DOCUMENT TEXT:
#####
# My two new additions



## orchideya (Apr 20, 2013)

Two new paphs joined my collection today.
blooming sized PEOY and seedling sanderianum(to replace the one that died last year):


----------



## Justin (Apr 20, 2013)

nice!! they look very chunky and healthy.


----------



## Dido (Apr 20, 2013)

nice purchases cross fingers for you


----------



## The Orchid Boy (Apr 20, 2013)

Beautiful things they are! Good luck with the sanderianum!


----------



## jjkOC (Apr 20, 2013)

Very healthy looking plants! Have fun!


----------



## cattmad (Apr 20, 2013)

beautiful plants


----------



## Trithor (Apr 21, 2013)

Big sandi seedling! That cant be too far off flowering size. Congratulations. I hope they grow well for you.


----------



## orchideya (Apr 21, 2013)

Thank you everybody for nice comments!
According to vendor - sandie is 3 years from blooming, which is not that long in the paphs world. I just need to make sure I don't kill it before that.


----------



## The Mutant (Apr 21, 2013)

I'm mighty jealous of your PEoY... Mine is a runt with maybe four years left before it reaches BS.


----------



## orchideya (Apr 22, 2013)

The Mutant said:


> I'm mighty jealous of your PEoY... Mine is a runt with maybe four years left before it reaches BS.
#####
(Entries in the collection)
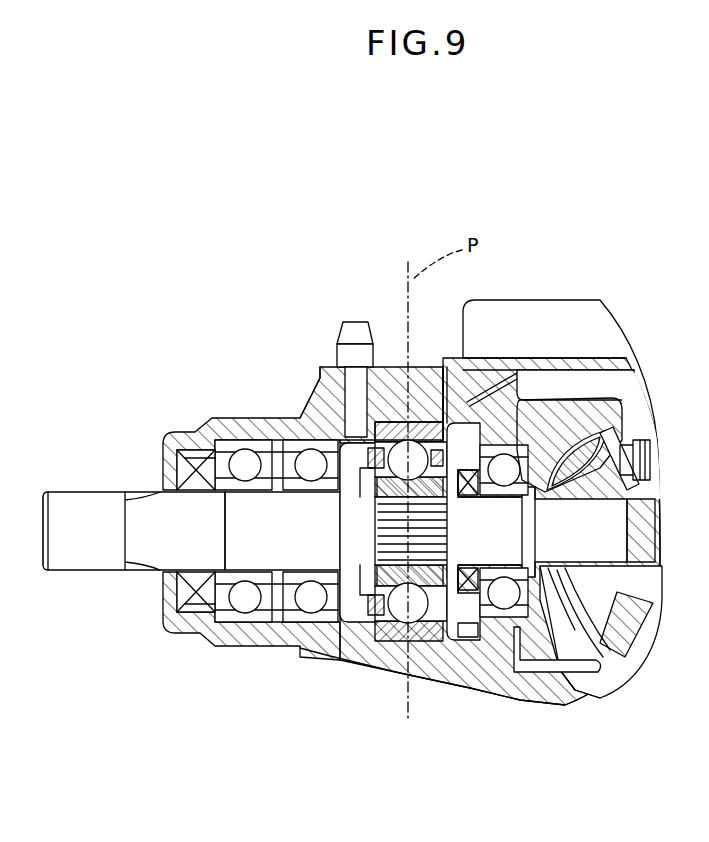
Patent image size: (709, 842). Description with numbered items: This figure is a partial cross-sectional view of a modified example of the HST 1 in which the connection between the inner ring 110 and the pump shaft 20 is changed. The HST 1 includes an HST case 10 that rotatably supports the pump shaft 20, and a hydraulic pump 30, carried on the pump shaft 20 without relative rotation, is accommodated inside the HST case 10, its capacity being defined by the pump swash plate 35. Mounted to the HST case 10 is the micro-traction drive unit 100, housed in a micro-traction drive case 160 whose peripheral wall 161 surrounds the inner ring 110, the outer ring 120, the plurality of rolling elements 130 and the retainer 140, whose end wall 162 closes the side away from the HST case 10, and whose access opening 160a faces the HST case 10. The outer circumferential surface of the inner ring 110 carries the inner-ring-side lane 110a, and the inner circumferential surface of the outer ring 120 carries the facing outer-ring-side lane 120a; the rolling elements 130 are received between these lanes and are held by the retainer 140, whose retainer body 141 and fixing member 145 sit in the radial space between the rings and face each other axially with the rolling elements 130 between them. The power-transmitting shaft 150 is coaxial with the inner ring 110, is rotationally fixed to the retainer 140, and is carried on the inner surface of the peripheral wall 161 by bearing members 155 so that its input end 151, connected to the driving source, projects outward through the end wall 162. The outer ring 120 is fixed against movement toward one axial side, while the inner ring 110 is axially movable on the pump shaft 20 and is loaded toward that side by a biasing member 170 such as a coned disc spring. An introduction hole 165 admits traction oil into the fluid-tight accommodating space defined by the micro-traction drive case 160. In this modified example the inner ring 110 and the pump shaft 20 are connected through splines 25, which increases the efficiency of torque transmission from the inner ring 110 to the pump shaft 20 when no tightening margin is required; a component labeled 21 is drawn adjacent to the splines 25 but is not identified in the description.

The HST 1 is at (607, 285).
The HST case 10 is at (481, 502).
The pump shaft 20 is at (612, 537).
The spline 21 is at (375, 522).
The splines 25 is at (385, 540).
The hydraulic pump 30 is at (642, 432).
The pump swash plate 35 is at (558, 443).
The micro-traction drive unit 100 is at (283, 296).
The inner ring 110 is at (322, 655).
The inner-ring-side lane 110a is at (364, 645).
The outer ring 120 is at (396, 440).
The outer-ring-side lane 120a is at (418, 628).
The rolling elements 130 is at (403, 620).
The retainer 140 is at (325, 428).
The retainer body 141 is at (363, 612).
The fixing member 145 is at (449, 596).
The power-transmitting shaft 150 is at (160, 572).
The input end 151 is at (77, 565).
The bearing members 155 is at (246, 606).
The micro-traction drive case 160 is at (215, 394).
The access opening 160a is at (453, 398).
The peripheral wall 161 is at (256, 430).
The end wall 162 is at (170, 460).
The introduction hole 165 is at (338, 366).
The biasing member 170 is at (484, 678).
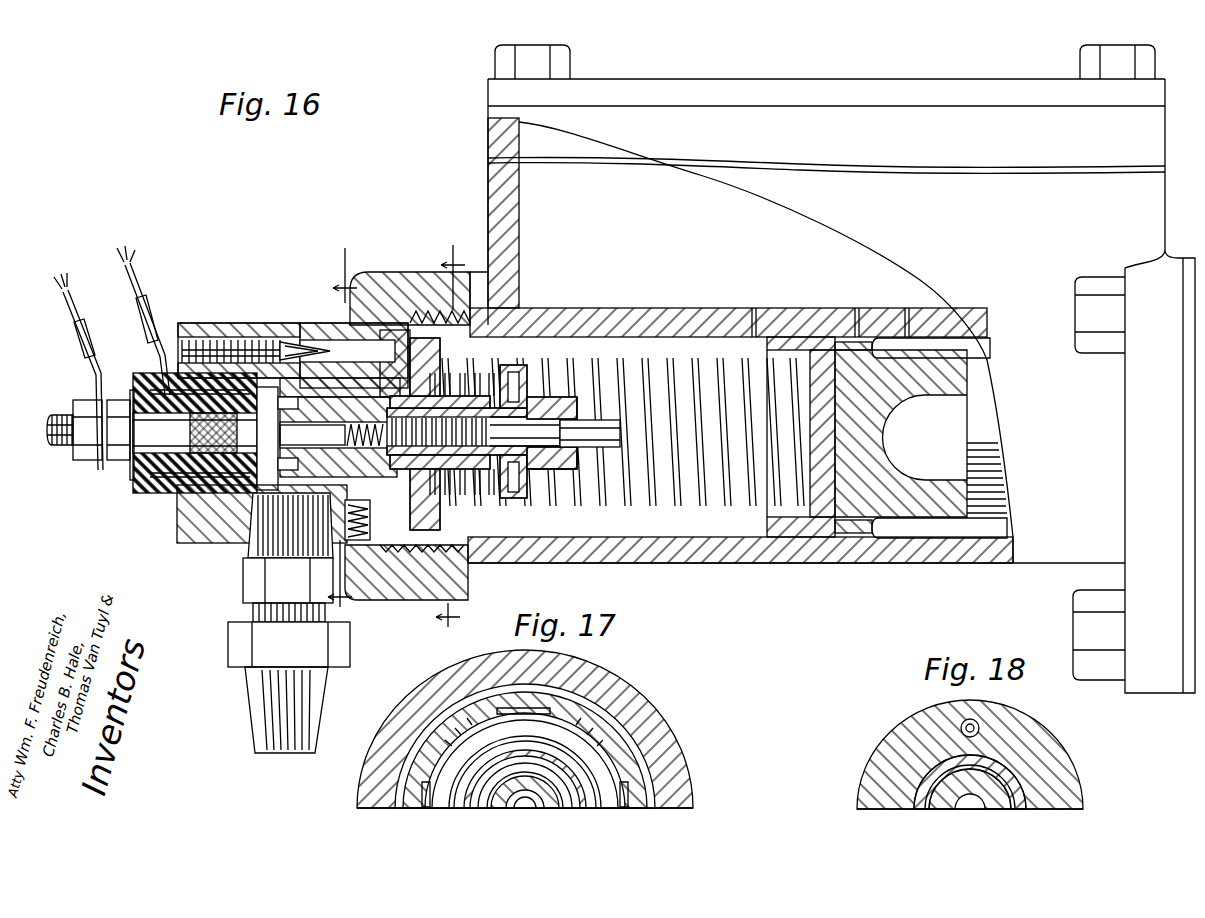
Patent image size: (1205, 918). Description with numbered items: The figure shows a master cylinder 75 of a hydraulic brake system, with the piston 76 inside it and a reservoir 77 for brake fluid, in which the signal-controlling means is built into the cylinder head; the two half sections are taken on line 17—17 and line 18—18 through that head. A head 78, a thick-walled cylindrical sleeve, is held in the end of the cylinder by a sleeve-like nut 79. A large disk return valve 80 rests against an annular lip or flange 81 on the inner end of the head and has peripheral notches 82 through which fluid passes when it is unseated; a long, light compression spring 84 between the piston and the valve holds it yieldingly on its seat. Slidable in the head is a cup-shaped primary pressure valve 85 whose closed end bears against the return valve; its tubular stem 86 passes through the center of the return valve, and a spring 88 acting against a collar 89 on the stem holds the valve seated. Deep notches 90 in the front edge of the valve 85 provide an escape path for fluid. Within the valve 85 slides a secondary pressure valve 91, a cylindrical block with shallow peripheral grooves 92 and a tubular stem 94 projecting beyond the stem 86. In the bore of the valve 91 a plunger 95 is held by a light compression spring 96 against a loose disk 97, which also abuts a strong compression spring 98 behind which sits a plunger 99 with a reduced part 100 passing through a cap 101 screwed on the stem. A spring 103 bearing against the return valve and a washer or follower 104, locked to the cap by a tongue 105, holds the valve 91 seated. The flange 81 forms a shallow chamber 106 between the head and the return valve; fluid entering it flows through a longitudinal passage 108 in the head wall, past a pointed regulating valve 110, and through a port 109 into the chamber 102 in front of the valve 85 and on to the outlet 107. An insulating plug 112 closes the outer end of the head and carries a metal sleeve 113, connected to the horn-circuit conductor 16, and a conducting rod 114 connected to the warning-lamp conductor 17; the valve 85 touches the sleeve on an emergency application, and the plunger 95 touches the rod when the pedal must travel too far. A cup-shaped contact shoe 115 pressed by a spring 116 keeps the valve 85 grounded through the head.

In FIG. 16, the conductor 16 is at (133, 266).
In FIG. 16, the conductor 17 is at (66, 297).
In FIG. 16, the section line 18 is at (341, 423).
In FIG. 16, the master cylinder 75 is at (662, 318).
In FIG. 17, the master cylinder 75 is at (623, 728).
In FIG. 16, the piston 76 is at (895, 358).
In FIG. 16, the reservoir 77 is at (520, 236).
In FIG. 16, the head 78 is at (185, 538).
In FIG. 18, the head 78 is at (1060, 767).
In FIG. 16, the sleeve-like nut 79 is at (390, 320).
In FIG. 17, the sleeve-like nut 79 is at (612, 733).
In FIG. 16, the disk valve 80 is at (430, 316).
In FIG. 17, the disk valve 80 is at (583, 712).
In FIG. 16, the annular lip or flange 81 is at (398, 277).
In FIG. 16, the peripheral notches 82 is at (415, 590).
In FIG. 17, the peripheral notches 82 is at (515, 712).
In FIG. 16, the compression spring 84 is at (712, 360).
In FIG. 17, the compression spring 84 is at (452, 768).
In FIG. 16, the primary pressure valve 85 is at (292, 398).
In FIG. 18, the primary pressure valve 85 is at (1020, 800).
In FIG. 16, the tubular stem 86 is at (452, 498).
In FIG. 17, the tubular stem 86 is at (560, 808).
In FIG. 16, the spring 88 is at (470, 374).
In FIG. 17, the spring 88 is at (520, 791).
In FIG. 16, the flange or collar 89 is at (492, 500).
In FIG. 16, the notches 90 is at (292, 460).
In FIG. 16, the secondary pressure valve 91 is at (310, 410).
In FIG. 18, the secondary pressure valve 91 is at (923, 777).
In FIG. 18, the peripheral grooves 92 is at (910, 797).
In FIG. 16, the tubular stem 94 is at (524, 486).
In FIG. 17, the tubular stem 94 is at (525, 804).
In FIG. 16, the plunger 95 is at (285, 430).
In FIG. 16, the compression spring 96 is at (312, 433).
In FIG. 18, the compression spring 96 is at (968, 809).
In FIG. 16, the loose disk 97 is at (347, 351).
In FIG. 16, the compression spring 98 is at (473, 431).
In FIG. 16, the plunger 99 is at (525, 431).
In FIG. 16, the reduced-diameter part 100 is at (620, 436).
In FIG. 16, the cap 101 is at (590, 396).
In FIG. 16, the chamber 102 is at (262, 495).
In FIG. 16, the spring 103 is at (512, 366).
In FIG. 17, the spring 103 is at (440, 808).
In FIG. 16, the washer or follower 104 is at (513, 458).
In FIG. 16, the tongue 105 is at (550, 400).
In FIG. 16, the shallow chamber 106 is at (432, 352).
In FIG. 16, the outlet 107 is at (250, 587).
In FIG. 16, the longitudinal passage 108 is at (330, 340).
In FIG. 18, the longitudinal passage 108 is at (965, 722).
In FIG. 16, the port 109 is at (295, 342).
In FIG. 16, the regulating valve 110 is at (250, 338).
In FIG. 18, the regulating valve 110 is at (960, 728).
In FIG. 16, the plug 112 is at (135, 497).
In FIG. 16, the metal sleeve 113 is at (197, 487).
In FIG. 16, the rod 114 is at (60, 418).
In FIG. 16, the contact shoe 115 is at (288, 580).
In FIG. 16, the spring 116 is at (350, 527).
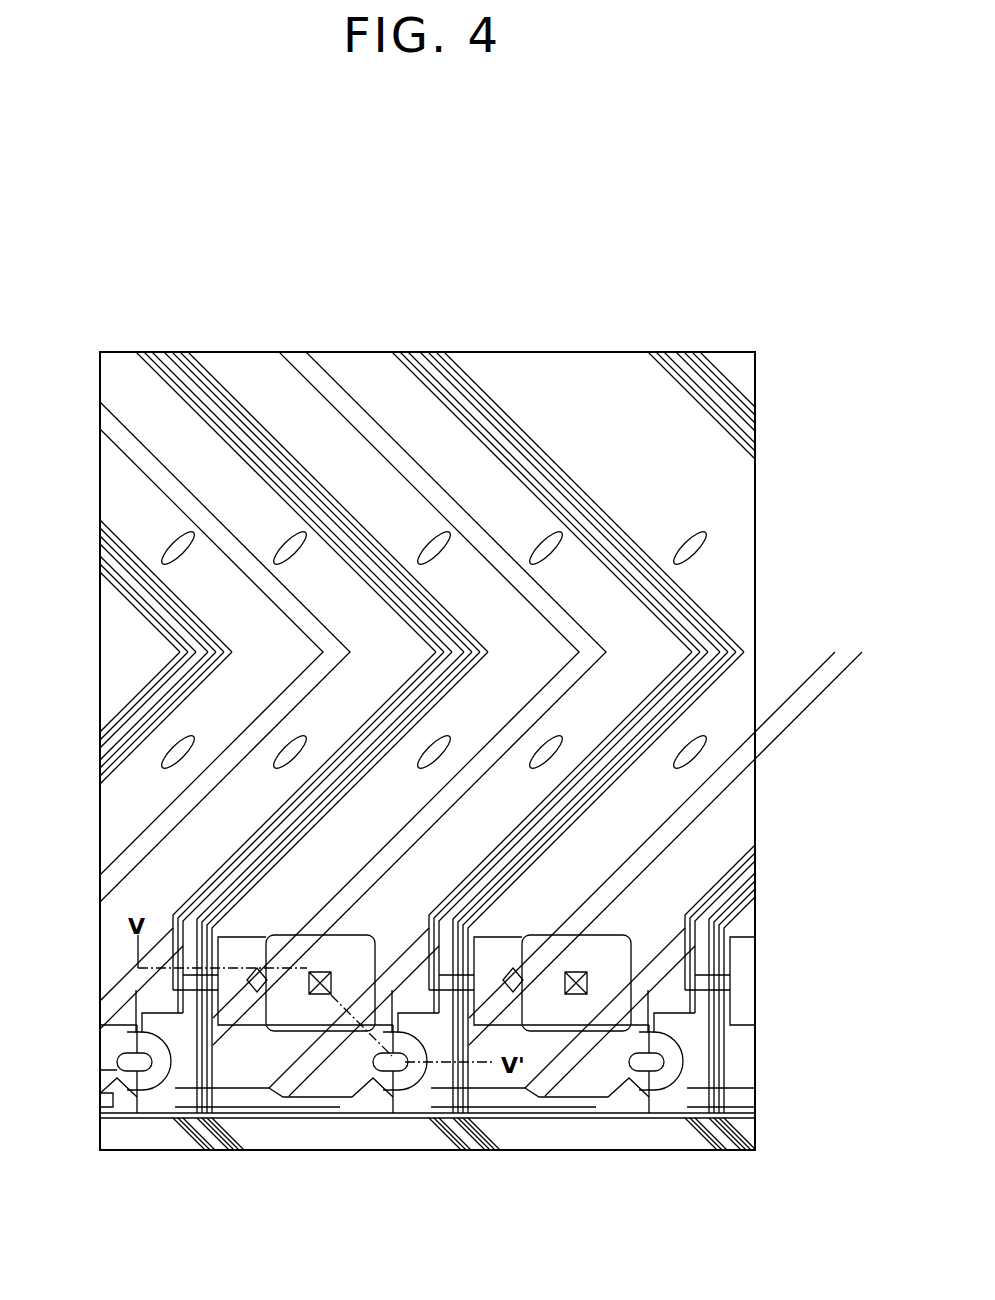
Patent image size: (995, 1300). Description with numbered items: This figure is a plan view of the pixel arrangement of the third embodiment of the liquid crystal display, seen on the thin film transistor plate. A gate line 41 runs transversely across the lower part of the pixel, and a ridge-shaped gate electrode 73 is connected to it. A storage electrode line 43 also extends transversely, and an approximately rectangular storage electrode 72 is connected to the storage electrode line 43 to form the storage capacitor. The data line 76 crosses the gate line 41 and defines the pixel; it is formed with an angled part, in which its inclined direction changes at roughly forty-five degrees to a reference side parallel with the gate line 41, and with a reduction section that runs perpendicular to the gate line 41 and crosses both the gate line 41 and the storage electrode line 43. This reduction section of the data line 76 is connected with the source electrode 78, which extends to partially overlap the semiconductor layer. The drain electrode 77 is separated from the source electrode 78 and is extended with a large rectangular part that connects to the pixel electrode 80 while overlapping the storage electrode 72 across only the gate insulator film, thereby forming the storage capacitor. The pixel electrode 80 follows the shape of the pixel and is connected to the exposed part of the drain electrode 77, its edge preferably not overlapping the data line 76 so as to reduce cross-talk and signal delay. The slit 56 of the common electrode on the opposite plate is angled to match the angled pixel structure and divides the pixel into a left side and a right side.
#####
REQUIRED WORK:
(a) Answer these questions from the orchid thread, one line each:
(i) What was the sanderianum seedling bought to replace?
(ii) According to the vendor, how many years is the sanderianum from blooming?
(iii) How many years does The Mutant say its own PEoY may have left?
(b) Please decide whether each statement agrees with the orchid thread, giving yes or no and quoting the words that settle it:
(i) Both of the new plants were seedlings.
(ii) Justin described the plants as chunky and healthy.
(iii) Trithor thought the sanderianum seedling was small.

WORKED ANSWERS:
(a)
(i) The one that died last year.
(ii) 3 years.
(iii) Maybe four years.

(b)
(i) No: "blooming sized PEOY and seedling sanderianum"
(ii) Yes: "they look very chunky and healthy."
(iii) No: "Big sandi seedling!"